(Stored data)
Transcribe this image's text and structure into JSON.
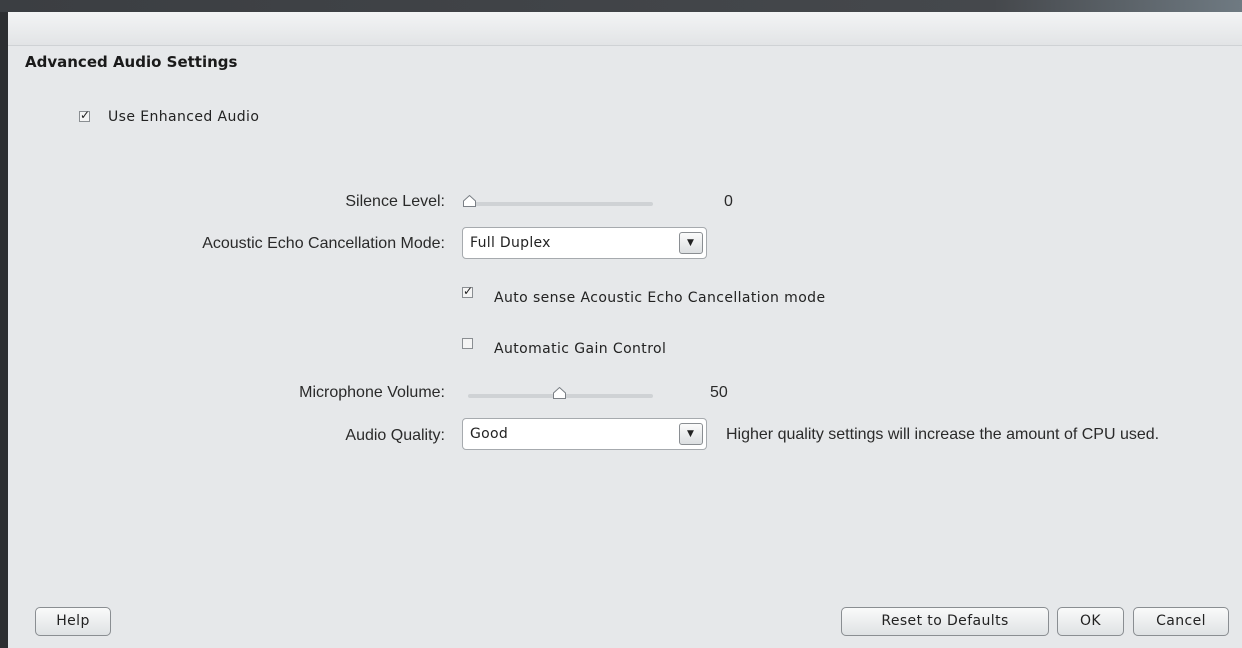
{
  "dialog": {
    "title": "Advanced Audio Settings"
  },
  "enhanced_audio": {
    "label": "Use Enhanced Audio",
    "checked": true
  },
  "silence_level": {
    "label": "Silence Level:",
    "value": "0",
    "fraction": 0.0
  },
  "aec_mode": {
    "label": "Acoustic Echo Cancellation Mode:",
    "selected": "Full Duplex",
    "dropdown_icon": "chevron-down-icon"
  },
  "auto_sense": {
    "label": "Auto sense Acoustic Echo Cancellation mode",
    "checked": true
  },
  "agc": {
    "label": "Automatic Gain Control",
    "checked": false
  },
  "microphone_volume": {
    "label": "Microphone Volume:",
    "value": "50",
    "fraction": 0.5
  },
  "audio_quality": {
    "label": "Audio Quality:",
    "selected": "Good",
    "note": "Higher quality settings will increase the amount of CPU used."
  },
  "buttons": {
    "help": "Help",
    "reset": "Reset to Defaults",
    "ok": "OK",
    "cancel": "Cancel"
  },
  "colors": {
    "dialog_bg": "#e6e8ea",
    "window_dark": "#2c2e31"
  }
}
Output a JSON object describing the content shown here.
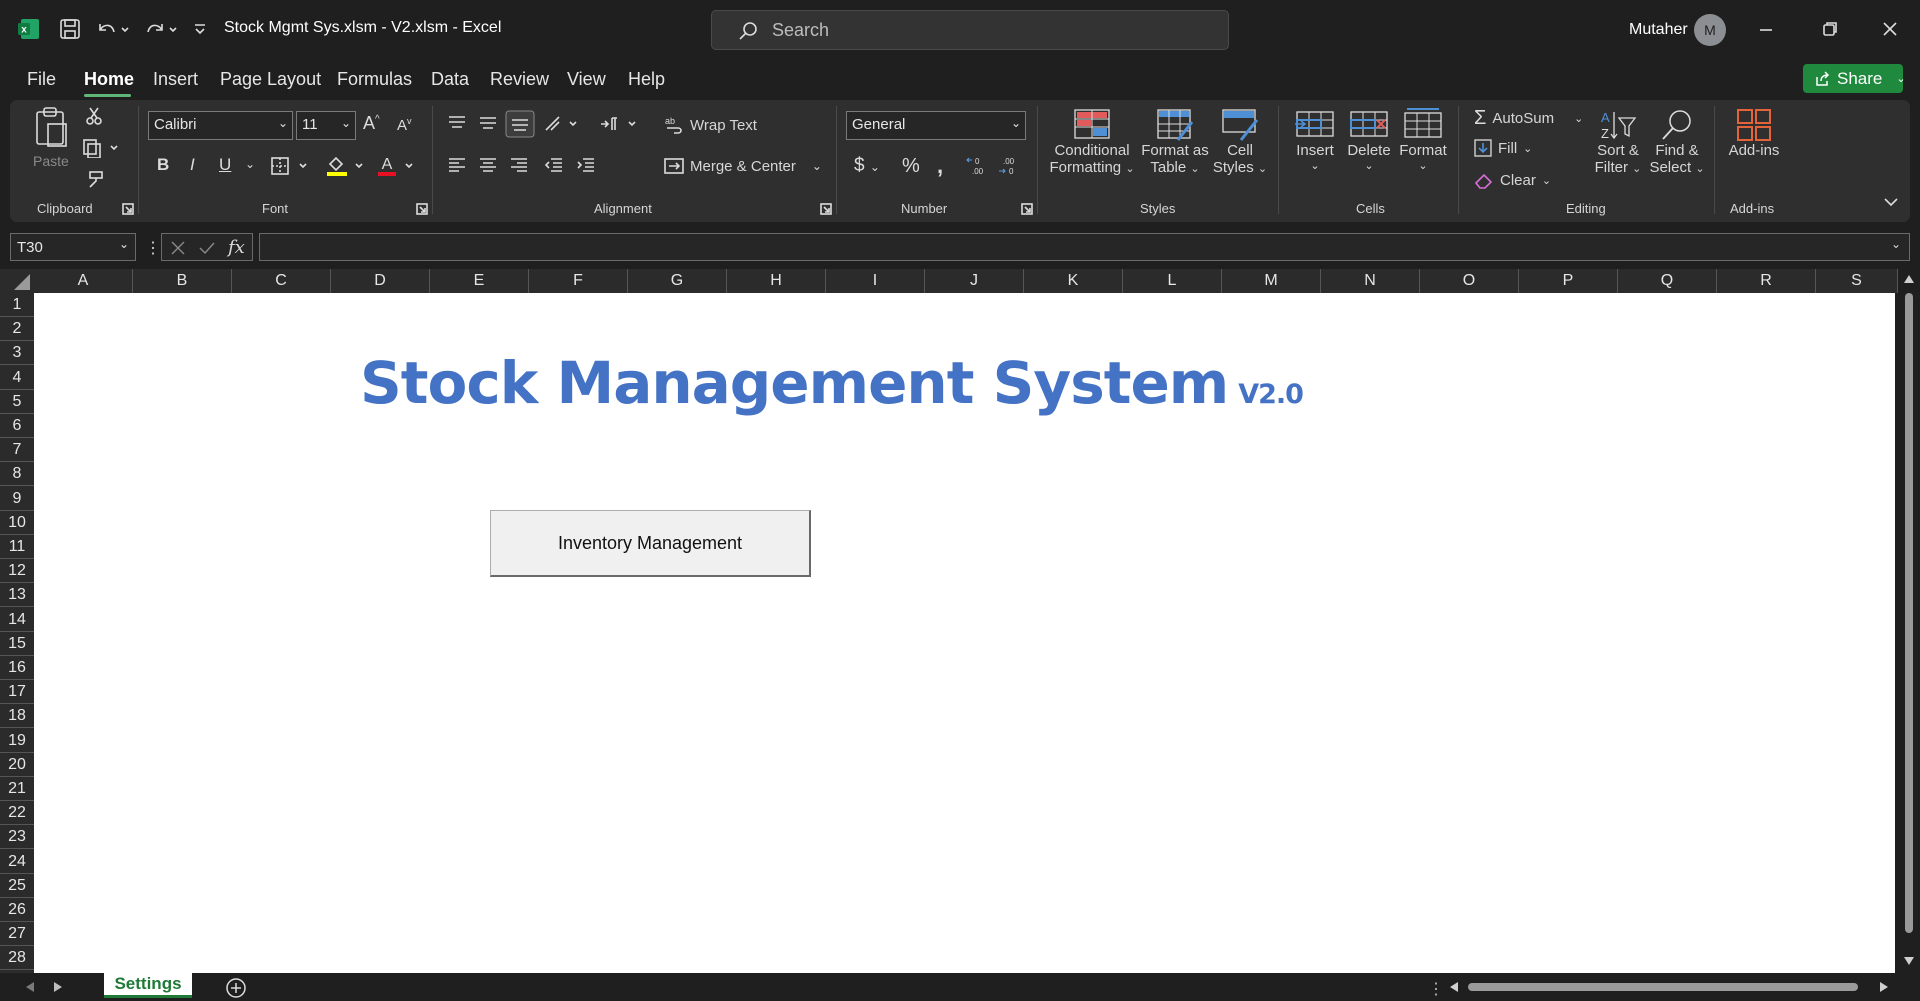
{
  "window": {
    "title": "Stock Mgmt Sys.xlsm - V2.xlsm  -  Excel",
    "user": "Mutaher",
    "avatar_initial": "M"
  },
  "search": {
    "placeholder": "Search"
  },
  "menu": {
    "tabs": [
      "File",
      "Home",
      "Insert",
      "Page Layout",
      "Formulas",
      "Data",
      "Review",
      "View",
      "Help"
    ],
    "share_label": "Share"
  },
  "ribbon": {
    "clipboard": {
      "paste": "Paste",
      "label": "Clipboard"
    },
    "font": {
      "name": "Calibri",
      "size": "11",
      "label": "Font"
    },
    "alignment": {
      "wrap_text": "Wrap Text",
      "merge_center": "Merge & Center",
      "label": "Alignment"
    },
    "number": {
      "format": "General",
      "label": "Number"
    },
    "styles": {
      "conditional_1": "Conditional",
      "conditional_2": "Formatting",
      "format_table_1": "Format as",
      "format_table_2": "Table",
      "cell_styles_1": "Cell",
      "cell_styles_2": "Styles",
      "label": "Styles"
    },
    "cells": {
      "insert": "Insert",
      "delete": "Delete",
      "format": "Format",
      "label": "Cells"
    },
    "editing": {
      "autosum": "AutoSum",
      "fill": "Fill",
      "clear": "Clear",
      "sort_1": "Sort &",
      "sort_2": "Filter",
      "find_1": "Find &",
      "find_2": "Select",
      "label": "Editing"
    },
    "addins": {
      "label_btn": "Add-ins",
      "label": "Add-ins"
    }
  },
  "formula_bar": {
    "cell_ref": "T30",
    "fx": "fx",
    "value": ""
  },
  "grid": {
    "columns": [
      "A",
      "B",
      "C",
      "D",
      "E",
      "F",
      "G",
      "H",
      "I",
      "J",
      "K",
      "L",
      "M",
      "N",
      "O",
      "P",
      "Q",
      "R",
      "S"
    ],
    "rows": [
      "1",
      "2",
      "3",
      "4",
      "5",
      "6",
      "7",
      "8",
      "9",
      "10",
      "11",
      "12",
      "13",
      "14",
      "15",
      "16",
      "17",
      "18",
      "19",
      "20",
      "21",
      "22",
      "23",
      "24",
      "25",
      "26",
      "27",
      "28"
    ]
  },
  "sheet": {
    "title": "Stock Management System",
    "version": "V2.0",
    "button_label": "Inventory Management"
  },
  "sheets": {
    "tabs": [
      "Settings"
    ]
  },
  "colors": {
    "title": "#4472c4",
    "accent": "#1f8a3d",
    "tab_text": "#1e7a36"
  }
}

■ Short task ■
Check each line of the records for the word "Echo", and show the lines that contain it.

■ Result for this exercise ■
    "label": "Acoustic Echo Cancellation Mode:",
    "label": "Auto sense Acoustic Echo Cancellation mode",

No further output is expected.